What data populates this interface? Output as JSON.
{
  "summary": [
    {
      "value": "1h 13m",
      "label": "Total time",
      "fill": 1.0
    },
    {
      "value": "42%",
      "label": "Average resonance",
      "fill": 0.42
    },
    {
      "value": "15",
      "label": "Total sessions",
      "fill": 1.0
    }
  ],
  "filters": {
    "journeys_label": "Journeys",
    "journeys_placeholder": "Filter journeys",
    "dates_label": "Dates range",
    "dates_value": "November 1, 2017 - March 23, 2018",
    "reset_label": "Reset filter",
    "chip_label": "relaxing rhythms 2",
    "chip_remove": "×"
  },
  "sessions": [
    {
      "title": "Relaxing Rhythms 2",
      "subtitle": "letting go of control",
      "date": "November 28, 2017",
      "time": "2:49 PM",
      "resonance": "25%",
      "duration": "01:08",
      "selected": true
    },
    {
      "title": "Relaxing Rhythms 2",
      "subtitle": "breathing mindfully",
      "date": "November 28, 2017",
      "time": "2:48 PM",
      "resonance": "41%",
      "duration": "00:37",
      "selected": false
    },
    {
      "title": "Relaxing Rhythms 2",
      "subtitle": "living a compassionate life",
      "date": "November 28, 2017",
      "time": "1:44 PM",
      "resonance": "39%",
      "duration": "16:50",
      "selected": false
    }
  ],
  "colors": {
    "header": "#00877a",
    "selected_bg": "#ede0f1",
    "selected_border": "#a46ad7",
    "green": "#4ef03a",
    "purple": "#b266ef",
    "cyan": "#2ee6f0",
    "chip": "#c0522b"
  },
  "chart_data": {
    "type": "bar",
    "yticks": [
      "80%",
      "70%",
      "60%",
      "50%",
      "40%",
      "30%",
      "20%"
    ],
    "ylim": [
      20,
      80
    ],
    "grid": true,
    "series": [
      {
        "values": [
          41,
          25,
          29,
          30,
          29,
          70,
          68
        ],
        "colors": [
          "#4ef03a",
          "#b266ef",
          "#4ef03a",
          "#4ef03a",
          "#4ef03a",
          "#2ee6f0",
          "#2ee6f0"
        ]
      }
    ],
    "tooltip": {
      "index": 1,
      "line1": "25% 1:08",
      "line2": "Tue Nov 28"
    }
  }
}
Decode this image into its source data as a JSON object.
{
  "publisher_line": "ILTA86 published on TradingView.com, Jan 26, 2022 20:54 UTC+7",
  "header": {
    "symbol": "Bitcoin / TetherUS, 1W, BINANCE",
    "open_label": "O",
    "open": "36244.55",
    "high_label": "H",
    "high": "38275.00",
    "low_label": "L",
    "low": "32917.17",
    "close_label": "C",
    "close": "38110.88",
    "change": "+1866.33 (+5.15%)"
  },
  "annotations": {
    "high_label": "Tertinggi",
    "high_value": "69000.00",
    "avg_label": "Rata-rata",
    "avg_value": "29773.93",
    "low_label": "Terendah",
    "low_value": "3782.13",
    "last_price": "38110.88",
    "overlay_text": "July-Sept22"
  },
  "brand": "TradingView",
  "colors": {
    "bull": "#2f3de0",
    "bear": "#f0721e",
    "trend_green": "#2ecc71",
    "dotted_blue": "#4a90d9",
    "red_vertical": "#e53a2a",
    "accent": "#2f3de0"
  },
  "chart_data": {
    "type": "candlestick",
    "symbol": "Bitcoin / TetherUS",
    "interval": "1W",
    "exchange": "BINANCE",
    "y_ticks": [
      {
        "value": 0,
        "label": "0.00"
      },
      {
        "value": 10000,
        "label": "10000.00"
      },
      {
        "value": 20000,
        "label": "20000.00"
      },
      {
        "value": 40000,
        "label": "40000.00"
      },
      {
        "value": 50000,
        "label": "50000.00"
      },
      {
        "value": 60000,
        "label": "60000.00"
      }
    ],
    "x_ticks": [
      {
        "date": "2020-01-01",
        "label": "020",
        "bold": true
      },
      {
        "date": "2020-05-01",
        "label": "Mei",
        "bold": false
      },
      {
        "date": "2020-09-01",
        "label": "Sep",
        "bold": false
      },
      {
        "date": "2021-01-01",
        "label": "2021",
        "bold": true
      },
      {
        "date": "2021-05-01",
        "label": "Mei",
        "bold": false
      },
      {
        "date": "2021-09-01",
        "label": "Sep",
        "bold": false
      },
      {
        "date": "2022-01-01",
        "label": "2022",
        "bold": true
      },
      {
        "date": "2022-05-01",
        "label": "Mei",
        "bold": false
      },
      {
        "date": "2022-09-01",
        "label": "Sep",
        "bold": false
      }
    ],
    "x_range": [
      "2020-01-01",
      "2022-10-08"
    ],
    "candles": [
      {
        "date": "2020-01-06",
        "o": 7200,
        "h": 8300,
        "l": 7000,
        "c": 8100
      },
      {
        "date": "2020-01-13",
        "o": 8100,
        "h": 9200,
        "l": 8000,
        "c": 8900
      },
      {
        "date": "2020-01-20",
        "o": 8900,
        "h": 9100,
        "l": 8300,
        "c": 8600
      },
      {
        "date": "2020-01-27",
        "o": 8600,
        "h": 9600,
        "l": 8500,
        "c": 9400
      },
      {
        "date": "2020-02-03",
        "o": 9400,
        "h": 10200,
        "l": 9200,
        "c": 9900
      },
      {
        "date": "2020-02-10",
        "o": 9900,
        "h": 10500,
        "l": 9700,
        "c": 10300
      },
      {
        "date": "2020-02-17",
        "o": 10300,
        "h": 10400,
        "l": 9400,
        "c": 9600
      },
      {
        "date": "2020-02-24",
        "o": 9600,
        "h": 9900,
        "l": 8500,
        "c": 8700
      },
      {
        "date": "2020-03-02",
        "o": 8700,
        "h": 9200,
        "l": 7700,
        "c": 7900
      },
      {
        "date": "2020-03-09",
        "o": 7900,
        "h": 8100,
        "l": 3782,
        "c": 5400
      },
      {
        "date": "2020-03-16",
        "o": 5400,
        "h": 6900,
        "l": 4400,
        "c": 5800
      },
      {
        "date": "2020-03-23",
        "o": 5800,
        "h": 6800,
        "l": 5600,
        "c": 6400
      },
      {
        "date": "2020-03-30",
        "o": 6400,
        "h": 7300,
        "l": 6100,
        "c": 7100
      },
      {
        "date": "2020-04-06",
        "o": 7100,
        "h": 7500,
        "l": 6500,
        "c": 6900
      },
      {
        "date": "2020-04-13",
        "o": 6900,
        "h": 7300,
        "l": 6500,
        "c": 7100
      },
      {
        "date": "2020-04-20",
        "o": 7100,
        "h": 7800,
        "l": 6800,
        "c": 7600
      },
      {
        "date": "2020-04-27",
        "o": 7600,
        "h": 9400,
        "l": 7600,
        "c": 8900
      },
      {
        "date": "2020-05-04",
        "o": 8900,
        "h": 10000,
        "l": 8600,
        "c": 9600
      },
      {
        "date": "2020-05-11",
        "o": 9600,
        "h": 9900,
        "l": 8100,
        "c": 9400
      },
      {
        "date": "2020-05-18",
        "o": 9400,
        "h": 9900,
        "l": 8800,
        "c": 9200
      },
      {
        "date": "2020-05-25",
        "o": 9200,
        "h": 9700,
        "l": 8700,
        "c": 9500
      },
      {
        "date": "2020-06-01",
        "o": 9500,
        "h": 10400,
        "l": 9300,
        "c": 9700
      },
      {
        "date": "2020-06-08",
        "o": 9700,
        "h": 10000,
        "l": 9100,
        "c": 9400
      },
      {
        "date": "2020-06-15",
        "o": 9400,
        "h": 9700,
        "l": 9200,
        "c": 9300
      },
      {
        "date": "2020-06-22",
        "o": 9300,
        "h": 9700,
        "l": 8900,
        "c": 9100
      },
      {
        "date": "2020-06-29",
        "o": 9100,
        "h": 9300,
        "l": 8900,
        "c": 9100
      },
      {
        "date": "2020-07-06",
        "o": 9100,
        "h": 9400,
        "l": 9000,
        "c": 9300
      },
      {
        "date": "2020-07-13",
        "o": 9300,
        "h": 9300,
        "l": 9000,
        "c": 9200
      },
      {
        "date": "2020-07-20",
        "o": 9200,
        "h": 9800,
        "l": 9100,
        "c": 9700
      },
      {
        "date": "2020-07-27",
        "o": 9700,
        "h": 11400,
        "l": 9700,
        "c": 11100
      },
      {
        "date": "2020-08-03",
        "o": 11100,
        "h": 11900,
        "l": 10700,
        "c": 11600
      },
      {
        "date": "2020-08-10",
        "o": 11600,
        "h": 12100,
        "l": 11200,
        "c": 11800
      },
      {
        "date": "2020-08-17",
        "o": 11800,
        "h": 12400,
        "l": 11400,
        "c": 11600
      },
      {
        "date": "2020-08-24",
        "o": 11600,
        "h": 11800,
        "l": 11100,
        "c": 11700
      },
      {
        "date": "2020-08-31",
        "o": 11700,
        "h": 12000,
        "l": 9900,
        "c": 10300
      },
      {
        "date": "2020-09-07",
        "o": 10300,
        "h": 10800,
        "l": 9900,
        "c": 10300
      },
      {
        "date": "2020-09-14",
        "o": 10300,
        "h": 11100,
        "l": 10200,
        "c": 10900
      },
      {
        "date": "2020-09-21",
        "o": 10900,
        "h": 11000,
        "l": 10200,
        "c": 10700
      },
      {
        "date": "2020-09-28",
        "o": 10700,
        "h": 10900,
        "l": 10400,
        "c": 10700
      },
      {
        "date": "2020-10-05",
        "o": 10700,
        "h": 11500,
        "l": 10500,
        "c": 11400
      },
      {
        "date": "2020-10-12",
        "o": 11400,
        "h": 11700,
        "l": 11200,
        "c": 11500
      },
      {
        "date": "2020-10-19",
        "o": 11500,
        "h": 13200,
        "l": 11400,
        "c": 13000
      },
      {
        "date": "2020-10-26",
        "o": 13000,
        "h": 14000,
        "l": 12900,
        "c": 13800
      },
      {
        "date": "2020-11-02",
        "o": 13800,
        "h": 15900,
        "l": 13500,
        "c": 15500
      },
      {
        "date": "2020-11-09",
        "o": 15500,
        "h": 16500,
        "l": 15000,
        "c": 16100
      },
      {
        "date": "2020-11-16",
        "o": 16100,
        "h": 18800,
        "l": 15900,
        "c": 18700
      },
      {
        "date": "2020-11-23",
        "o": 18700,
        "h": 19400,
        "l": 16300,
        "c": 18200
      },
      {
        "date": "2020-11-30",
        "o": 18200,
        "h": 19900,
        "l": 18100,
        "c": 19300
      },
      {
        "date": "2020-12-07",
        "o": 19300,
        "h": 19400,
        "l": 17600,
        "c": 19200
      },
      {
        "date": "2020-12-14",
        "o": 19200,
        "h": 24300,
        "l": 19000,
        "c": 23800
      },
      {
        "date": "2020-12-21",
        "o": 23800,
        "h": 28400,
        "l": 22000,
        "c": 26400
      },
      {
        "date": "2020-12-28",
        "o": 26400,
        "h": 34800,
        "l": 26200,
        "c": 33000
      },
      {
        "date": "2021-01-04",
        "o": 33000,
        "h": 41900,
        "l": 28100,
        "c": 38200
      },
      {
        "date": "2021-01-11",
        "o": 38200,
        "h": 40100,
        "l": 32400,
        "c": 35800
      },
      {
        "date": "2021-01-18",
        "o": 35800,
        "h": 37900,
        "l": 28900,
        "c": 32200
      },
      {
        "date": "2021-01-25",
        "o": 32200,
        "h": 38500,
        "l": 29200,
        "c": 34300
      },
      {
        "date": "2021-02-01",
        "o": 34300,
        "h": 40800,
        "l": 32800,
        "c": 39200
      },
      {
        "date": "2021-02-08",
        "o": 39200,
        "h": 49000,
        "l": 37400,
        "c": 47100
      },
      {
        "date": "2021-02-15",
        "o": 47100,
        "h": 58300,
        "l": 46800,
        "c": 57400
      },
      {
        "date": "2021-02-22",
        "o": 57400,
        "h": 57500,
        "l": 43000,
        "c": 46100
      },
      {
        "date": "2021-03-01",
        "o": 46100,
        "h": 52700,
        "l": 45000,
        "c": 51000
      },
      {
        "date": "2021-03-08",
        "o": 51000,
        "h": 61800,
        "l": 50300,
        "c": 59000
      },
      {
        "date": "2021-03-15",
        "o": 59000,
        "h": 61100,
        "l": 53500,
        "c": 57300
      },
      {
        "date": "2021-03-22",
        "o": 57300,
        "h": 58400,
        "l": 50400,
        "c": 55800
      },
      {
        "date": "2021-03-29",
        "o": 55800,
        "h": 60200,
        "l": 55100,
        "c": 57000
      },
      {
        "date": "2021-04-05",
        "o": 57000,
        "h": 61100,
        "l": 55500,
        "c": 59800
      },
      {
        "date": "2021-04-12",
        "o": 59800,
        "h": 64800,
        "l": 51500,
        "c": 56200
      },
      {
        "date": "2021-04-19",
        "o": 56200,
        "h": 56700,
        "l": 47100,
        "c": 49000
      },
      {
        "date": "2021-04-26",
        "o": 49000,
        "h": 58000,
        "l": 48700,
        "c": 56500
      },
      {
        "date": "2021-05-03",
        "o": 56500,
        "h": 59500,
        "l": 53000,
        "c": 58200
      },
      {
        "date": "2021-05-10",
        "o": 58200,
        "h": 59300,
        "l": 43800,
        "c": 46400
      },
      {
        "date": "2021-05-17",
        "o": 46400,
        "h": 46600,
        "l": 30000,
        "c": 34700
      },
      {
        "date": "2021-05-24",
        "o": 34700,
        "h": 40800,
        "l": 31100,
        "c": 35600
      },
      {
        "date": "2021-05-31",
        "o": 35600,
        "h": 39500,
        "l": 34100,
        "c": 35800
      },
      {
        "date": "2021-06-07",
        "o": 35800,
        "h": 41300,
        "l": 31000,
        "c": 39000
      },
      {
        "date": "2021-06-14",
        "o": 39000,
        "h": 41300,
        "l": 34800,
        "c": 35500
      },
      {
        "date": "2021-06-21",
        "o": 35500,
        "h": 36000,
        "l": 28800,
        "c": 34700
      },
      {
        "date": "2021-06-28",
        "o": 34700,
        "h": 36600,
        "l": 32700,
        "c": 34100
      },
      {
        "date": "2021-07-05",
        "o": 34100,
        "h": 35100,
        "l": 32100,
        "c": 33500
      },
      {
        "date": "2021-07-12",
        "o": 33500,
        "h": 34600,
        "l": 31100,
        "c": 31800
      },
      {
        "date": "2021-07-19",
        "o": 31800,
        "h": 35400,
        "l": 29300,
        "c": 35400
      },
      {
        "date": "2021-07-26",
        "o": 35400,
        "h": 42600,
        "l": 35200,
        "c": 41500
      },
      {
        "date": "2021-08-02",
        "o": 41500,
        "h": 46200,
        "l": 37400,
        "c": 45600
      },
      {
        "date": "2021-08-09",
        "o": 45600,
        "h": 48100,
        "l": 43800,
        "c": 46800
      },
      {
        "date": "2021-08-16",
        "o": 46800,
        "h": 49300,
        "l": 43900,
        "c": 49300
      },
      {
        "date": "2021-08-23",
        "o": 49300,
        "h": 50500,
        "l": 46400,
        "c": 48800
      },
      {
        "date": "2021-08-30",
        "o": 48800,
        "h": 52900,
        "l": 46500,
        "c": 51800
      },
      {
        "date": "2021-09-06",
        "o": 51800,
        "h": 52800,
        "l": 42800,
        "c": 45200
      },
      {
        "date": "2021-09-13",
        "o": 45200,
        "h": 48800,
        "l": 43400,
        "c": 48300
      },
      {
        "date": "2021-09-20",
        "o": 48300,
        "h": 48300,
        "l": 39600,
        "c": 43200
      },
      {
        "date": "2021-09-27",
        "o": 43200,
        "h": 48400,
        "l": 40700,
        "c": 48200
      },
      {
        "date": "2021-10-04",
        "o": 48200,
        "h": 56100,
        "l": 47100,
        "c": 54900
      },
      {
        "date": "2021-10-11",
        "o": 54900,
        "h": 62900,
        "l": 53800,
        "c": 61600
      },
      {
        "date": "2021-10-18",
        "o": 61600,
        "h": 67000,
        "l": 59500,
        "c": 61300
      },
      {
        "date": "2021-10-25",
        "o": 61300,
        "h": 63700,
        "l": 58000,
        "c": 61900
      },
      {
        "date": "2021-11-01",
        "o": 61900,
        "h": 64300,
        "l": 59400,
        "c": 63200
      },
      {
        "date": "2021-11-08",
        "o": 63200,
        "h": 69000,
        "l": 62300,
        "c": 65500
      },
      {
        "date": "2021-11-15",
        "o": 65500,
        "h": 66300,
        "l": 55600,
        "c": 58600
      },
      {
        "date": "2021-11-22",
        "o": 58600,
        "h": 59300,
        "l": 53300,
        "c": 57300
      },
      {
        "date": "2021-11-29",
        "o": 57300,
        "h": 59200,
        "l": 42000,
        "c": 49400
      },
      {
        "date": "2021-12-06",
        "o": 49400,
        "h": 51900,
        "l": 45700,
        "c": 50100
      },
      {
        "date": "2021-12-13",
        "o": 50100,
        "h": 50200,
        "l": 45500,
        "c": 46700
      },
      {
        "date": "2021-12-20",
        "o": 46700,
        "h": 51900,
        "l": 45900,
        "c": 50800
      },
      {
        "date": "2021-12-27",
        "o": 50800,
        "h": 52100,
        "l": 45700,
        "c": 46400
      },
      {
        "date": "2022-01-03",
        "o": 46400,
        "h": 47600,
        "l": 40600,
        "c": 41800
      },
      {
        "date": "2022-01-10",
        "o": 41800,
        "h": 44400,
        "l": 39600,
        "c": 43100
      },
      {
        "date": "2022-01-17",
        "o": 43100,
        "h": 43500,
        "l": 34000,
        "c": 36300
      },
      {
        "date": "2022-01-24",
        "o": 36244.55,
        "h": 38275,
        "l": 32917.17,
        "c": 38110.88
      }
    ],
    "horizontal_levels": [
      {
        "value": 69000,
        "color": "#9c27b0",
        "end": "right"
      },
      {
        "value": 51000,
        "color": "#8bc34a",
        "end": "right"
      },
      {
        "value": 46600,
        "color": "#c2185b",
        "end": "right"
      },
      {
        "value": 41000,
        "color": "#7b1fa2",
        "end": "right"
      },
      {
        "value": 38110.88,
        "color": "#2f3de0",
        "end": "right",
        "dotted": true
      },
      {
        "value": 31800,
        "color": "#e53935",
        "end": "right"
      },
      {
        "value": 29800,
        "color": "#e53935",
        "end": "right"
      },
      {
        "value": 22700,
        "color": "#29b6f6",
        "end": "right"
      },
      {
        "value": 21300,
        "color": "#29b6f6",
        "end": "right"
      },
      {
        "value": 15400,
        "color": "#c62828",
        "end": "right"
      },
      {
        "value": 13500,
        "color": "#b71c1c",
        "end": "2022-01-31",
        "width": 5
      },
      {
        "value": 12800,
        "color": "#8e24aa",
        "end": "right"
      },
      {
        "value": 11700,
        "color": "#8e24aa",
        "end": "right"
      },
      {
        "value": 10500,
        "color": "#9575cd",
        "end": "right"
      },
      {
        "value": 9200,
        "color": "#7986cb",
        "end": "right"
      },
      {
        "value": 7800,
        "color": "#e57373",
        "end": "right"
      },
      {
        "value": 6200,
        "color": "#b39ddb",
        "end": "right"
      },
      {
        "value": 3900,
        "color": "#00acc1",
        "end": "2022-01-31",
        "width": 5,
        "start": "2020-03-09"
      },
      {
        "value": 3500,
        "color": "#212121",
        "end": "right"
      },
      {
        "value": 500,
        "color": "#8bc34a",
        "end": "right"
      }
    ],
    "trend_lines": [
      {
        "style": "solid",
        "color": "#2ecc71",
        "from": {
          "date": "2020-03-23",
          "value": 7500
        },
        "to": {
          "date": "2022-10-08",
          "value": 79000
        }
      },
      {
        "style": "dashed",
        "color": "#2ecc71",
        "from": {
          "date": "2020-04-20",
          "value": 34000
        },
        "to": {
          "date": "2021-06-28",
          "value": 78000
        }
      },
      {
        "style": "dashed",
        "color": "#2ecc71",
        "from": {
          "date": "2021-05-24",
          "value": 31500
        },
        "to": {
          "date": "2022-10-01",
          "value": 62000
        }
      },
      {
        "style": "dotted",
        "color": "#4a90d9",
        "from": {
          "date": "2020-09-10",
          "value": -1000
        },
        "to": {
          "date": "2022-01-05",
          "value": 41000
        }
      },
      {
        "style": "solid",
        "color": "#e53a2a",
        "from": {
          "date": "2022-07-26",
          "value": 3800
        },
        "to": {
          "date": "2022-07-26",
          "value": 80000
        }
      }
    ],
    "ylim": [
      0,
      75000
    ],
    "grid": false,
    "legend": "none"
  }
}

----------

Look through the data above. Find each line with the string "Total" and copy it.

Complete output:
      "label": "Total time",
      "label": "Total sessions",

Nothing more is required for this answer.